[Excerpt from a dataset]
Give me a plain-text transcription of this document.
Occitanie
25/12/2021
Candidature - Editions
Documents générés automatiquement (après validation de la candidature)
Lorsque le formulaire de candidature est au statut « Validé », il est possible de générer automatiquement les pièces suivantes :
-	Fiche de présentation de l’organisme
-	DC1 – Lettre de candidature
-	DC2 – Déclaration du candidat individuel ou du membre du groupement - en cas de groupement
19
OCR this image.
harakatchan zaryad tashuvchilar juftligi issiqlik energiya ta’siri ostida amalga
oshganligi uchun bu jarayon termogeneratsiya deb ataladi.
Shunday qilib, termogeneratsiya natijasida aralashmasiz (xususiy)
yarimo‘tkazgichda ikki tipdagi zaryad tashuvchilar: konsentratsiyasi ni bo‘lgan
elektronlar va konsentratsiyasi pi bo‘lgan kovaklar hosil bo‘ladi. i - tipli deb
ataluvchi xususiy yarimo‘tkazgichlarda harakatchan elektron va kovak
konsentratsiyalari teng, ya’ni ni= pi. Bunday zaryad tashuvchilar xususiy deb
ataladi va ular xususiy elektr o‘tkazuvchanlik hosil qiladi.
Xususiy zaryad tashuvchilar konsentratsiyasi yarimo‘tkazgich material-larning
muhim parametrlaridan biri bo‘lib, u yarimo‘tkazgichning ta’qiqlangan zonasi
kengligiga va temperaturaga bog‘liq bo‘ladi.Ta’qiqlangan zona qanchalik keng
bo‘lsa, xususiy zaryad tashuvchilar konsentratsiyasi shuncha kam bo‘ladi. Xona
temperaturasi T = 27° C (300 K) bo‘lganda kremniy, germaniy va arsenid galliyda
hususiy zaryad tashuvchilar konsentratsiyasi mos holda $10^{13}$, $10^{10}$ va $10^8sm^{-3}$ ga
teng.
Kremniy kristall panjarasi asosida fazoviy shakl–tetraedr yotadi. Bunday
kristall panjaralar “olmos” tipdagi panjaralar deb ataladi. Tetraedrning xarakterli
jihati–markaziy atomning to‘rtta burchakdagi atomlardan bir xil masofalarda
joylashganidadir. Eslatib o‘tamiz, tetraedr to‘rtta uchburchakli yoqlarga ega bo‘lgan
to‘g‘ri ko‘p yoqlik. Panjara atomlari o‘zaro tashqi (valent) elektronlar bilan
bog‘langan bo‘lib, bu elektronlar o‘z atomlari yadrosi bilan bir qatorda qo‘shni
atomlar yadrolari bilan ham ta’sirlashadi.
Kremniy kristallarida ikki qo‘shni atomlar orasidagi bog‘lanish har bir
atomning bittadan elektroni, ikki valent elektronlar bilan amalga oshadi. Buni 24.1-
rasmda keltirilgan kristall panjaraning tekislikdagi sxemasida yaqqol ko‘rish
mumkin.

### [YOUR GOAL]
Return each full line of the entries that contains the word "konsentratsiyasi".

### [RESPONSE TO THE TASK]
yarimo‘tkazgichda ikki tipdagi zaryad tashuvchilar: konsentratsiyasi ni bo‘lgan
elektronlar va konsentratsiyasi pi bo‘lgan kovaklar hosil bo‘ladi. i - tipli deb
Xususiy zaryad tashuvchilar konsentratsiyasi yarimo‘tkazgich material-larning
bo‘lsa, xususiy zaryad tashuvchilar konsentratsiyasi shuncha kam bo‘ladi. Xona
hususiy zaryad tashuvchilar konsentratsiyasi mos holda $10^{13}$, $10^{10}$ va $10^8sm^{-3}$ ga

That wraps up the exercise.